Dataset items:
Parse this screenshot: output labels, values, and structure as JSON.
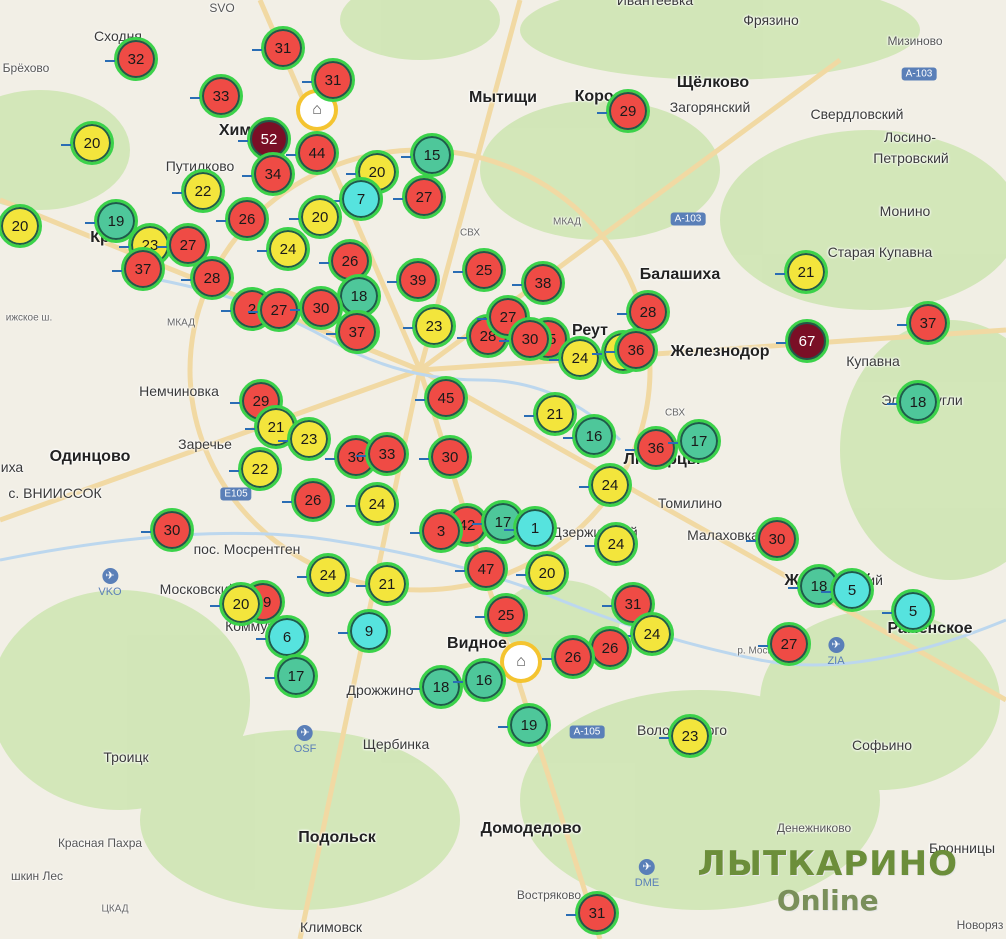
{
  "map": {
    "labels": [
      {
        "text": "Сходня",
        "cls": "lbl"
      },
      {
        "text": "SVO",
        "cls": "lbl sm"
      },
      {
        "text": "Ивантеевка",
        "cls": "lbl"
      },
      {
        "text": "Фрязино",
        "cls": "lbl"
      },
      {
        "text": "Мизиново",
        "cls": "lbl sm"
      },
      {
        "text": "Брёхово",
        "cls": "lbl sm"
      },
      {
        "text": "Мытищи",
        "cls": "lbl big"
      },
      {
        "text": "Корол",
        "cls": "lbl big"
      },
      {
        "text": "Щёлково",
        "cls": "lbl big"
      },
      {
        "text": "Загорянский",
        "cls": "lbl"
      },
      {
        "text": "Свердловский",
        "cls": "lbl"
      },
      {
        "text": "Лосино-",
        "cls": "lbl"
      },
      {
        "text": "Петровский",
        "cls": "lbl"
      },
      {
        "text": "Хим",
        "cls": "lbl big"
      },
      {
        "text": "Путилково",
        "cls": "lbl"
      },
      {
        "text": "Монино",
        "cls": "lbl"
      },
      {
        "text": "Кр",
        "cls": "lbl big"
      },
      {
        "text": "Старая Купавна",
        "cls": "lbl"
      },
      {
        "text": "Балашиха",
        "cls": "lbl big"
      },
      {
        "text": "Реут",
        "cls": "lbl big"
      },
      {
        "text": "Железнодор",
        "cls": "lbl big"
      },
      {
        "text": "Купавна",
        "cls": "lbl"
      },
      {
        "text": "Электроугли",
        "cls": "lbl"
      },
      {
        "text": "Немчиновка",
        "cls": "lbl"
      },
      {
        "text": "Заречье",
        "cls": "lbl"
      },
      {
        "text": "Одинцово",
        "cls": "lbl big"
      },
      {
        "text": "иха",
        "cls": "lbl"
      },
      {
        "text": "с. ВНИИССОК",
        "cls": "lbl"
      },
      {
        "text": "Люберцы",
        "cls": "lbl big"
      },
      {
        "text": "Томилино",
        "cls": "lbl"
      },
      {
        "text": "Дзержинский",
        "cls": "lbl"
      },
      {
        "text": "Малаховка",
        "cls": "lbl"
      },
      {
        "text": "пос. Мосрентген",
        "cls": "lbl"
      },
      {
        "text": "Московский",
        "cls": "lbl"
      },
      {
        "text": "Коммунарка",
        "cls": "lbl"
      },
      {
        "text": "Раменское",
        "cls": "lbl big"
      },
      {
        "text": "Жуковский",
        "cls": "lbl big"
      },
      {
        "text": "Видное",
        "cls": "lbl big"
      },
      {
        "text": "Дрожжино",
        "cls": "lbl"
      },
      {
        "text": "Щербинка",
        "cls": "lbl"
      },
      {
        "text": "Троицк",
        "cls": "lbl"
      },
      {
        "text": "Володарского",
        "cls": "lbl"
      },
      {
        "text": "Софьино",
        "cls": "lbl"
      },
      {
        "text": "Подольск",
        "cls": "lbl big"
      },
      {
        "text": "Домодедово",
        "cls": "lbl big"
      },
      {
        "text": "Денежниково",
        "cls": "lbl sm"
      },
      {
        "text": "Бронницы",
        "cls": "lbl"
      },
      {
        "text": "Красная Пахра",
        "cls": "lbl sm"
      },
      {
        "text": "шкин Лес",
        "cls": "lbl sm"
      },
      {
        "text": "ЦКАД",
        "cls": "lbl road"
      },
      {
        "text": "Климовск",
        "cls": "lbl"
      },
      {
        "text": "Востряково",
        "cls": "lbl sm"
      },
      {
        "text": "Новоряз",
        "cls": "lbl sm"
      },
      {
        "text": "МКАД",
        "cls": "lbl road"
      },
      {
        "text": "СВХ",
        "cls": "lbl road"
      },
      {
        "text": "СВХ",
        "cls": "lbl road"
      },
      {
        "text": "МКАД",
        "cls": "lbl road"
      },
      {
        "text": "ижское ш.",
        "cls": "lbl road"
      },
      {
        "text": "р. Москва",
        "cls": "lbl road"
      },
      {
        "text": "кий",
        "cls": "lbl"
      }
    ],
    "shields": [
      "A-103",
      "A-103",
      "E105",
      "A-105"
    ],
    "airports": [
      "VKO",
      "OSF",
      "ZIA",
      "DME"
    ]
  },
  "markers": [
    {
      "v": "32",
      "c": "red"
    },
    {
      "v": "31",
      "c": "red"
    },
    {
      "v": "31",
      "c": "red"
    },
    {
      "v": "33",
      "c": "red"
    },
    {
      "v": "20",
      "c": "yellow"
    },
    {
      "v": "52",
      "c": "maroon"
    },
    {
      "v": "44",
      "c": "red"
    },
    {
      "v": "34",
      "c": "red"
    },
    {
      "v": "15",
      "c": "teal"
    },
    {
      "v": "20",
      "c": "yellow"
    },
    {
      "v": "7",
      "c": "cyan"
    },
    {
      "v": "27",
      "c": "red"
    },
    {
      "v": "22",
      "c": "yellow"
    },
    {
      "v": "20",
      "c": "yellow"
    },
    {
      "v": "19",
      "c": "teal"
    },
    {
      "v": "26",
      "c": "red"
    },
    {
      "v": "20",
      "c": "yellow"
    },
    {
      "v": "23",
      "c": "yellow"
    },
    {
      "v": "27",
      "c": "red"
    },
    {
      "v": "24",
      "c": "yellow"
    },
    {
      "v": "37",
      "c": "red"
    },
    {
      "v": "28",
      "c": "red"
    },
    {
      "v": "26",
      "c": "red"
    },
    {
      "v": "39",
      "c": "red"
    },
    {
      "v": "25",
      "c": "red"
    },
    {
      "v": "38",
      "c": "red"
    },
    {
      "v": "29",
      "c": "red"
    },
    {
      "v": "18",
      "c": "teal"
    },
    {
      "v": "2",
      "c": "red"
    },
    {
      "v": "27",
      "c": "red"
    },
    {
      "v": "30",
      "c": "red"
    },
    {
      "v": "37",
      "c": "red"
    },
    {
      "v": "23",
      "c": "yellow"
    },
    {
      "v": "28",
      "c": "red"
    },
    {
      "v": "27",
      "c": "red"
    },
    {
      "v": "25",
      "c": "red"
    },
    {
      "v": "24",
      "c": "yellow"
    },
    {
      "v": "24",
      "c": "yellow"
    },
    {
      "v": "28",
      "c": "red"
    },
    {
      "v": "36",
      "c": "red"
    },
    {
      "v": "21",
      "c": "yellow"
    },
    {
      "v": "67",
      "c": "maroon"
    },
    {
      "v": "37",
      "c": "red"
    },
    {
      "v": "18",
      "c": "teal"
    },
    {
      "v": "29",
      "c": "red"
    },
    {
      "v": "45",
      "c": "red"
    },
    {
      "v": "21",
      "c": "yellow"
    },
    {
      "v": "23",
      "c": "yellow"
    },
    {
      "v": "21",
      "c": "yellow"
    },
    {
      "v": "16",
      "c": "teal"
    },
    {
      "v": "36",
      "c": "red"
    },
    {
      "v": "17",
      "c": "teal"
    },
    {
      "v": "36",
      "c": "red"
    },
    {
      "v": "33",
      "c": "red"
    },
    {
      "v": "30",
      "c": "red"
    },
    {
      "v": "22",
      "c": "yellow"
    },
    {
      "v": "26",
      "c": "red"
    },
    {
      "v": "24",
      "c": "yellow"
    },
    {
      "v": "24",
      "c": "yellow"
    },
    {
      "v": "30",
      "c": "red"
    },
    {
      "v": "42",
      "c": "red"
    },
    {
      "v": "17",
      "c": "teal"
    },
    {
      "v": "1",
      "c": "cyan"
    },
    {
      "v": "24",
      "c": "yellow"
    },
    {
      "v": "30",
      "c": "red"
    },
    {
      "v": "24",
      "c": "yellow"
    },
    {
      "v": "21",
      "c": "yellow"
    },
    {
      "v": "47",
      "c": "red"
    },
    {
      "v": "20",
      "c": "yellow"
    },
    {
      "v": "29",
      "c": "red"
    },
    {
      "v": "18",
      "c": "teal"
    },
    {
      "v": "5",
      "c": "cyan"
    },
    {
      "v": "6",
      "c": "cyan"
    },
    {
      "v": "9",
      "c": "cyan"
    },
    {
      "v": "25",
      "c": "red"
    },
    {
      "v": "31",
      "c": "red"
    },
    {
      "v": "5",
      "c": "cyan"
    },
    {
      "v": "24",
      "c": "yellow"
    },
    {
      "v": "27",
      "c": "red"
    },
    {
      "v": "26",
      "c": "red"
    },
    {
      "v": "26",
      "c": "red"
    },
    {
      "v": "17",
      "c": "teal"
    },
    {
      "v": "18",
      "c": "teal"
    },
    {
      "v": "16",
      "c": "teal"
    },
    {
      "v": "19",
      "c": "teal"
    },
    {
      "v": "23",
      "c": "yellow"
    },
    {
      "v": "31",
      "c": "red"
    },
    {
      "v": "20",
      "c": "yellow"
    },
    {
      "v": "37",
      "c": "red"
    },
    {
      "v": "3",
      "c": "red"
    },
    {
      "v": "30",
      "c": "red"
    }
  ],
  "factories": [
    "factory-icon",
    "factory-icon"
  ],
  "watermark": {
    "line1": "ЛЫТКАРИНО",
    "line2": "Online"
  },
  "colors": {
    "red": "#ef4b45",
    "yellow": "#f3e53c",
    "teal": "#4ec79a",
    "cyan": "#56e3de",
    "maroon": "#7a0f26",
    "ring": "#3bd24a"
  }
}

AIM:
Show all lines in the entries above where the string "labels" appears.

THE OUTPUT:
Parse this screenshot: output labels, values, and structure as JSON.
    "labels": [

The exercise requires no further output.